_AIM OF THE EXERCISE_
Return all lines where the word "bottom" can be found.

Saved data entries:
....

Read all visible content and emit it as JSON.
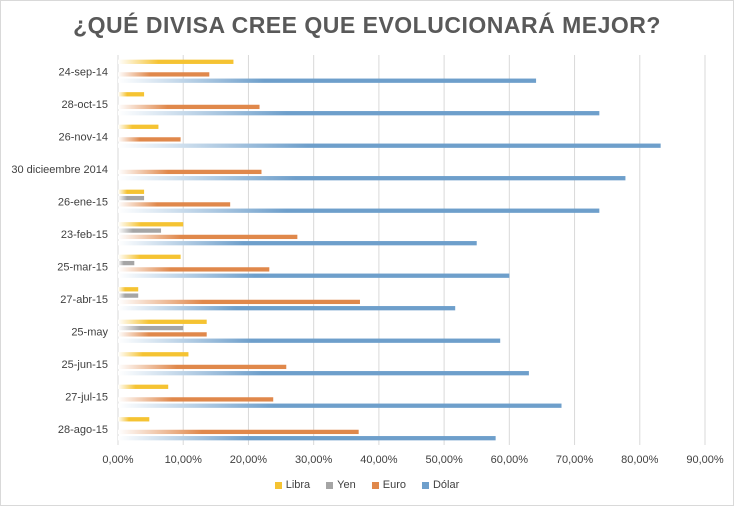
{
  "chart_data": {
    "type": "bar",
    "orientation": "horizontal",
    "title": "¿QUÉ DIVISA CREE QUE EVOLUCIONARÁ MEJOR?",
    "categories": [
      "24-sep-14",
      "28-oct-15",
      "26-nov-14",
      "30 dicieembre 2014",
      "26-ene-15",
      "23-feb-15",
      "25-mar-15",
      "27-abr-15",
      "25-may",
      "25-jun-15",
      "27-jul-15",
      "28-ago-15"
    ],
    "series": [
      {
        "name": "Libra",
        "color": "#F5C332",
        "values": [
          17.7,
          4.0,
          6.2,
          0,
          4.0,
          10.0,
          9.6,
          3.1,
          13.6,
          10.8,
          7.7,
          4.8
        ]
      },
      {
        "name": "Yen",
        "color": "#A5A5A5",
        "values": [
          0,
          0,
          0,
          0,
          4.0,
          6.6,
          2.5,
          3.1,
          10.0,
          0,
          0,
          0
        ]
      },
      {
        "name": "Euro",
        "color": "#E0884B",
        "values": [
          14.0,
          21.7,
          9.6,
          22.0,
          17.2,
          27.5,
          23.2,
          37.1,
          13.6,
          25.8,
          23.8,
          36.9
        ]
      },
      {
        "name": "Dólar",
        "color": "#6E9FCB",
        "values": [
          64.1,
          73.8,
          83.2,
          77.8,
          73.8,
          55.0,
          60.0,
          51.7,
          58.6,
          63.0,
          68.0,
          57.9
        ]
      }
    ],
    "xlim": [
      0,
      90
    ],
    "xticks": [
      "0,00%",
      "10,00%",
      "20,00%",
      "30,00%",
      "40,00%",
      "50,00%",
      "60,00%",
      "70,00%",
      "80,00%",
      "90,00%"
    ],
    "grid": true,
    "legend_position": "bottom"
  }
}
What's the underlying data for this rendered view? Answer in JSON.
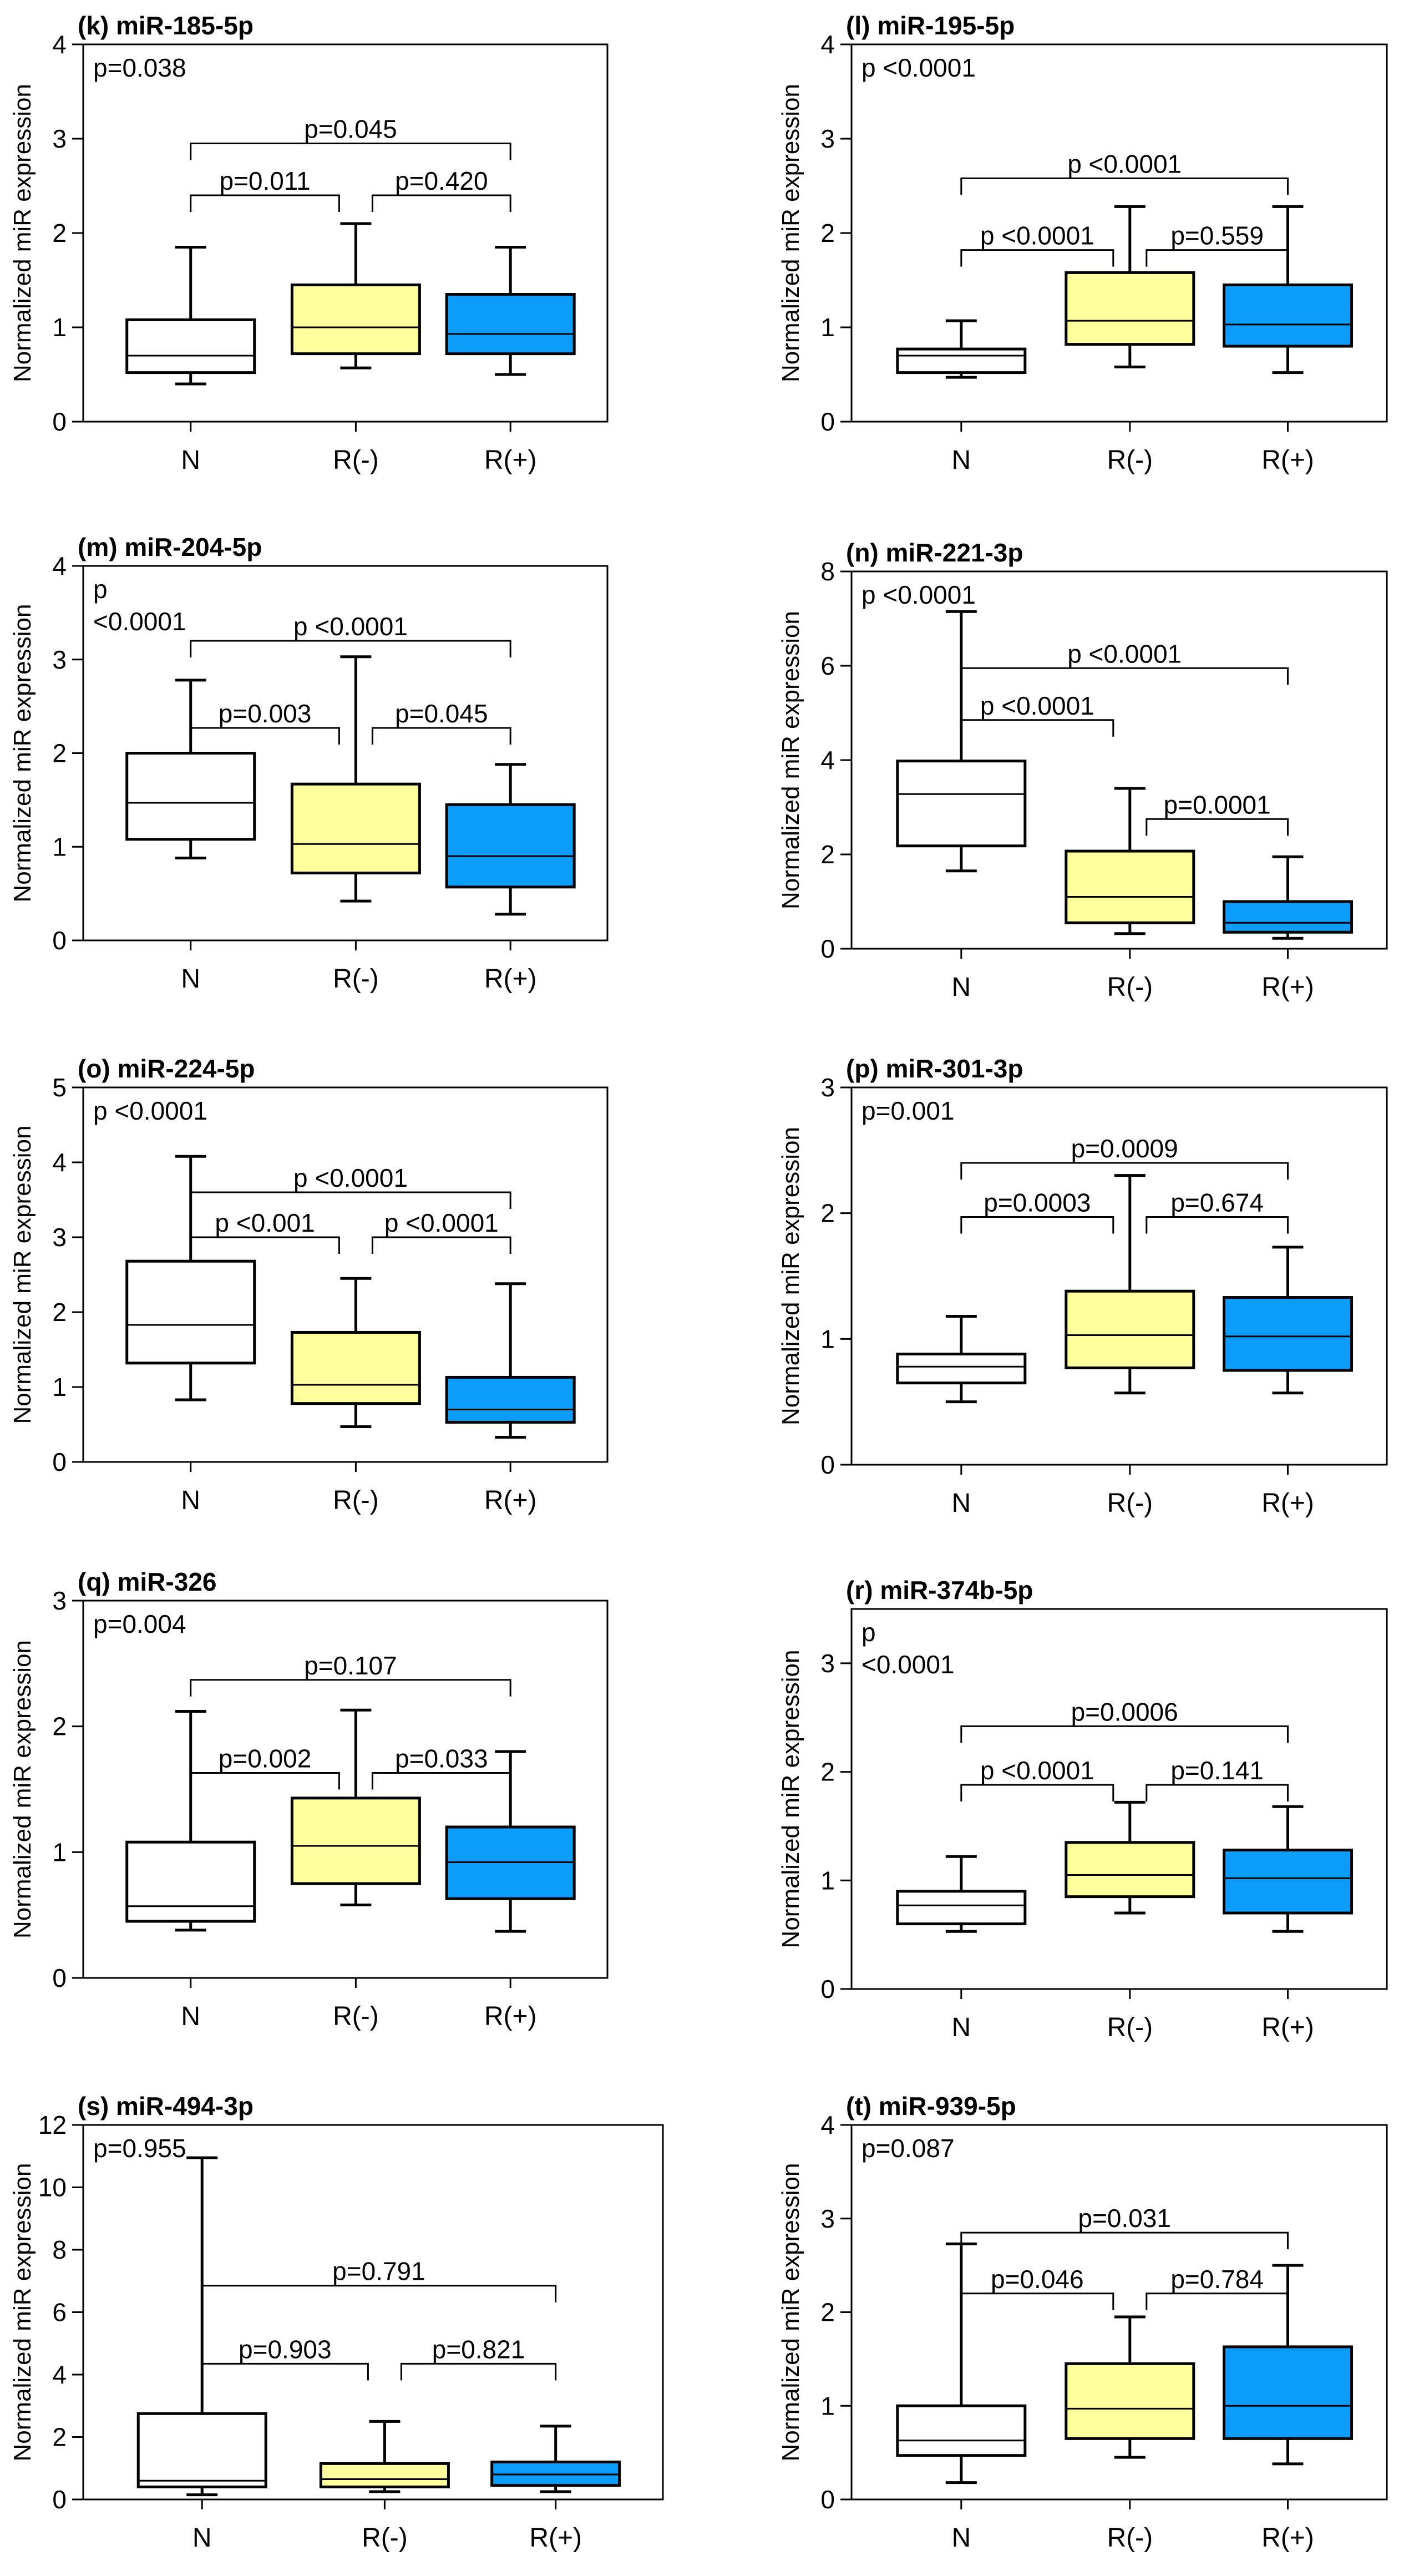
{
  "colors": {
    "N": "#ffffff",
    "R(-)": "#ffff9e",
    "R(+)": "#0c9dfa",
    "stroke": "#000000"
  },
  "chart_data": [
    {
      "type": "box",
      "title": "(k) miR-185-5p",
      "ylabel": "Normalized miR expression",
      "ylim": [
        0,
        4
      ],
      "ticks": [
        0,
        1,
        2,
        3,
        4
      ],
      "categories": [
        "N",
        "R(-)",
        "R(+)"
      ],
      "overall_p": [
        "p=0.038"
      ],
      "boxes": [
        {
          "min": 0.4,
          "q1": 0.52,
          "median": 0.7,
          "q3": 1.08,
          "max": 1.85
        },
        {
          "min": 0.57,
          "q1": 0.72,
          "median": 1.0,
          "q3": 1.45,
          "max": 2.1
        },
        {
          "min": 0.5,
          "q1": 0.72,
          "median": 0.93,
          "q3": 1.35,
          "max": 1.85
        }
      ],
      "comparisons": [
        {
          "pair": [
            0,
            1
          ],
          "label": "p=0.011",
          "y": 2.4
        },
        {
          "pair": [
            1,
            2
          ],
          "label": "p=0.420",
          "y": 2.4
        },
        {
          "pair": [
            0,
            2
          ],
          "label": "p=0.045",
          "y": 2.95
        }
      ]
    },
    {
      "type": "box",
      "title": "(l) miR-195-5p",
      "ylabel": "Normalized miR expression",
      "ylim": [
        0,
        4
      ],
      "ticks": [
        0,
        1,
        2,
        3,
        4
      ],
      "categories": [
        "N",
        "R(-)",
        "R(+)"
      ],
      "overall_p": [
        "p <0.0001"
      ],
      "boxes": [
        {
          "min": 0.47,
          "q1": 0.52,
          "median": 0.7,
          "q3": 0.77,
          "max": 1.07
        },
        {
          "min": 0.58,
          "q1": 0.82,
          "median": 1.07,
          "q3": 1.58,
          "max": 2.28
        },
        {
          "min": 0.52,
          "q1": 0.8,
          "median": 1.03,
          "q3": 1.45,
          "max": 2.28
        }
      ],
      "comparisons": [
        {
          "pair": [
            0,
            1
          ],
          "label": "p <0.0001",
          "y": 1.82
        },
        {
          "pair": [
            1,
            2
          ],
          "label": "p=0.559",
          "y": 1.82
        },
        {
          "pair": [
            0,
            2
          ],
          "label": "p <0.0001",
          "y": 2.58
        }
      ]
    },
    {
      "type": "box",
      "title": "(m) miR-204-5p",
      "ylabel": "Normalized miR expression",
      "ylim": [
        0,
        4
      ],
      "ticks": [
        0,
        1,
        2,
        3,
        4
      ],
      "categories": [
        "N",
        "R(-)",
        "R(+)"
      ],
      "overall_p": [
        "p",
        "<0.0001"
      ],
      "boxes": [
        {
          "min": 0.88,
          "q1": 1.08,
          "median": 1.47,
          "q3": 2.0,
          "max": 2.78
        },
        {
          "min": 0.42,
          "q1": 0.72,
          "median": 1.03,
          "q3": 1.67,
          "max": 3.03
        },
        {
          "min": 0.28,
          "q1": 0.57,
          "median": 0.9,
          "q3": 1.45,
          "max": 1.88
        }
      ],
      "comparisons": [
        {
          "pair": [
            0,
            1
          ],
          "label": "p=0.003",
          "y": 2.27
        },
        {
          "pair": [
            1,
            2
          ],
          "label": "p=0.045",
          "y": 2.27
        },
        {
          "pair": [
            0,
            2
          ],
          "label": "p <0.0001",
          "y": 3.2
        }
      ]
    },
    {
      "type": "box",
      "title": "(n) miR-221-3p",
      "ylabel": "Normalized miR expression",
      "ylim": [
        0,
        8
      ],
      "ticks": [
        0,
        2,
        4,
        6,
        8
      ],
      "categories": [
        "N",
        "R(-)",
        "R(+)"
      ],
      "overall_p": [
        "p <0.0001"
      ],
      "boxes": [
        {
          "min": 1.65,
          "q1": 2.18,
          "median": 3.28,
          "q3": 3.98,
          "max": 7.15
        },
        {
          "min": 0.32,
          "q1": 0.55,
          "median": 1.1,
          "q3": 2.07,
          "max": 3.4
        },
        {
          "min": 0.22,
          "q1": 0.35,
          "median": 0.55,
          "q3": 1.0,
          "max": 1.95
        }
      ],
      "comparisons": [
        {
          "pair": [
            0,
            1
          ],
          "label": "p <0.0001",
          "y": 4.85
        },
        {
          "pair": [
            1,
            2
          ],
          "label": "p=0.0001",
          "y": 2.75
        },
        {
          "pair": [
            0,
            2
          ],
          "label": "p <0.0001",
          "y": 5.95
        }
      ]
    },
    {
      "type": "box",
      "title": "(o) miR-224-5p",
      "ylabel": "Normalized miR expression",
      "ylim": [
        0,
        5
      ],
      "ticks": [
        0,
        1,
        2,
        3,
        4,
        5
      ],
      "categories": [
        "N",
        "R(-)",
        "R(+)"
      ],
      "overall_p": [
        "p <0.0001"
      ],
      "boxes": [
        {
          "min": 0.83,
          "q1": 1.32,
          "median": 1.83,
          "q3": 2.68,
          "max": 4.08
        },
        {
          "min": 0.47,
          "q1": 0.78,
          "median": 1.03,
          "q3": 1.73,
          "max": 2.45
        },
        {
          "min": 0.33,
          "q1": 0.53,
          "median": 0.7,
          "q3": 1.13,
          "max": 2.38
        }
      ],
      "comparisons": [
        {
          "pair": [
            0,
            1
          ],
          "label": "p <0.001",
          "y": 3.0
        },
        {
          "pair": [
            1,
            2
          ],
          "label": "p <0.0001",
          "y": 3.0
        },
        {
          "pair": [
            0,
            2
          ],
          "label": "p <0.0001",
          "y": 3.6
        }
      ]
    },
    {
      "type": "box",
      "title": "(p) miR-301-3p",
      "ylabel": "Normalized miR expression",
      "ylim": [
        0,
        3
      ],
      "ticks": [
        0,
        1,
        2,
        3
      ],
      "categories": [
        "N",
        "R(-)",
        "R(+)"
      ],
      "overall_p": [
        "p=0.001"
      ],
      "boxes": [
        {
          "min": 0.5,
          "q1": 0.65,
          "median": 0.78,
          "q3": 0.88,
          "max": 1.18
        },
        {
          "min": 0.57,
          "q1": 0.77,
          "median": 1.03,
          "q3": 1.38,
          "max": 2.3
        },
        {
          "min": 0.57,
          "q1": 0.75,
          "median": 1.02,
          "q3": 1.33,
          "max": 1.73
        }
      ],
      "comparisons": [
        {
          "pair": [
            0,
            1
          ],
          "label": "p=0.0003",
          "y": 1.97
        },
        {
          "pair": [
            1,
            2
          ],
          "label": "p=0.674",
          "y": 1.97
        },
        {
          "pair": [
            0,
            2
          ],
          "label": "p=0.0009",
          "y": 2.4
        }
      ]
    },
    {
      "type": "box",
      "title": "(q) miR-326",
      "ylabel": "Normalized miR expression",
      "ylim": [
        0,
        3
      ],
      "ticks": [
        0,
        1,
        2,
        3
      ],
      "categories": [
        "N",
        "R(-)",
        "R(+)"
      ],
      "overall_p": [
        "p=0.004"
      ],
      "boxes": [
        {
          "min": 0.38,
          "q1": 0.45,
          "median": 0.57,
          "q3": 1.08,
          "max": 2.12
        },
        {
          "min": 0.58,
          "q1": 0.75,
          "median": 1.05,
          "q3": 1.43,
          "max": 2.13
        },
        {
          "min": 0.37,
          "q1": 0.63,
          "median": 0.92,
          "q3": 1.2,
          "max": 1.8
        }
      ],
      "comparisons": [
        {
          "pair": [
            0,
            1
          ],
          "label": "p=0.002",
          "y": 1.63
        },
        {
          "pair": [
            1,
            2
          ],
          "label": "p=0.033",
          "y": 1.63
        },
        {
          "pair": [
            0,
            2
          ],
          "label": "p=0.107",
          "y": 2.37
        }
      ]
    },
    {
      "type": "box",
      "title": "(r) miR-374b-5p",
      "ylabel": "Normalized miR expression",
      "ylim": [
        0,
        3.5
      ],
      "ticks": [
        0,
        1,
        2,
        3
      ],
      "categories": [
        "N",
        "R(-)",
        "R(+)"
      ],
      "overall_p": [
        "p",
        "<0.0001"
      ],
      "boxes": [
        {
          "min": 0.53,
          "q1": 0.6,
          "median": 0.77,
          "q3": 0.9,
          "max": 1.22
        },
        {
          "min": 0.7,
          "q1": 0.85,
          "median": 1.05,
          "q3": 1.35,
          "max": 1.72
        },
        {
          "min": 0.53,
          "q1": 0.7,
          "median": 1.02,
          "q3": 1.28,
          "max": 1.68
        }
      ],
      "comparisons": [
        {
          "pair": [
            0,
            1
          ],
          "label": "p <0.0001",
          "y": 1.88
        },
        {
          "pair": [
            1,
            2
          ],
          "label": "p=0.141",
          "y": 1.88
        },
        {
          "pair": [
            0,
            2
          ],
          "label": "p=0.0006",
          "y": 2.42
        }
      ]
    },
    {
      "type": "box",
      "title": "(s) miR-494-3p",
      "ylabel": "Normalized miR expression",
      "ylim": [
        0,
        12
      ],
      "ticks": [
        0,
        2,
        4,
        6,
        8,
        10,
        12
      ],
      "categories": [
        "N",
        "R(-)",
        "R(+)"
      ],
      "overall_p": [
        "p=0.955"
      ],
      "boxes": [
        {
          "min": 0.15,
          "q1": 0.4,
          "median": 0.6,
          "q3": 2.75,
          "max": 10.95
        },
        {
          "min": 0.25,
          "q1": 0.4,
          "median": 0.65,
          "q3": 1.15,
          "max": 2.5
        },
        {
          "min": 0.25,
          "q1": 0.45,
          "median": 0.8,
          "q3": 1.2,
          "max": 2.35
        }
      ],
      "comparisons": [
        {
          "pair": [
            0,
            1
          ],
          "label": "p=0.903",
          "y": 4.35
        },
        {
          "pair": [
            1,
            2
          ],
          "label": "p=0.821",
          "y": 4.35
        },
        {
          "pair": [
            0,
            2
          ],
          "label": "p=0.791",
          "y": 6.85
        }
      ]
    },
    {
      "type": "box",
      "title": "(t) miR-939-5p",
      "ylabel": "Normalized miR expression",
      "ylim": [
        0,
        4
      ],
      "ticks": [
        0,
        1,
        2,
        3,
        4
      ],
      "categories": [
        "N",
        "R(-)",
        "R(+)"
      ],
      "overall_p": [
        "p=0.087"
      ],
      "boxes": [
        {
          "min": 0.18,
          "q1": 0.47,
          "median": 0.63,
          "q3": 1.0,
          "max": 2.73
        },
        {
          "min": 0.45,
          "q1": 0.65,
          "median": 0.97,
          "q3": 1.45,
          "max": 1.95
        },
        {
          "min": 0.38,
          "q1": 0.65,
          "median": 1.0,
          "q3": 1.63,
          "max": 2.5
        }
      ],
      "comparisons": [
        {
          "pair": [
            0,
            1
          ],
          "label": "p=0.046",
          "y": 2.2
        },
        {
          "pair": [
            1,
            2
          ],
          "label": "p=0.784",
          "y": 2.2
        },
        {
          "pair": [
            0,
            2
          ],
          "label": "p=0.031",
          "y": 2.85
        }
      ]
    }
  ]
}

....

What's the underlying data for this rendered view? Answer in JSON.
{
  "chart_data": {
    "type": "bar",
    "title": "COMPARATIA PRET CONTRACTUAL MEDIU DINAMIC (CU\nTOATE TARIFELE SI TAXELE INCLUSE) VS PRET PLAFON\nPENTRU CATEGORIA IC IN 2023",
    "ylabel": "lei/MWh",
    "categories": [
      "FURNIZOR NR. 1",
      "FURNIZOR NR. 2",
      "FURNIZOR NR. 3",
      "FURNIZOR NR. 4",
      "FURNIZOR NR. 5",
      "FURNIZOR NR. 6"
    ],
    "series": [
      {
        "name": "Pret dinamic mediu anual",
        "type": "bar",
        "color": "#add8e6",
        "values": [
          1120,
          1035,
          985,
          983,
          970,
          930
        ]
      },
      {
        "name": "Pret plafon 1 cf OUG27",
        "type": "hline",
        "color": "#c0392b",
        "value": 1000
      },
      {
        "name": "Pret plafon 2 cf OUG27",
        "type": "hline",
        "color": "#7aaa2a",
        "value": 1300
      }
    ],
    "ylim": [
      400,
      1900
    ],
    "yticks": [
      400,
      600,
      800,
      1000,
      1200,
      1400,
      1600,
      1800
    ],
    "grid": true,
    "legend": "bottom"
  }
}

....

_REPLY_
    "legend_position": "bottom"
    "legend": "bottom"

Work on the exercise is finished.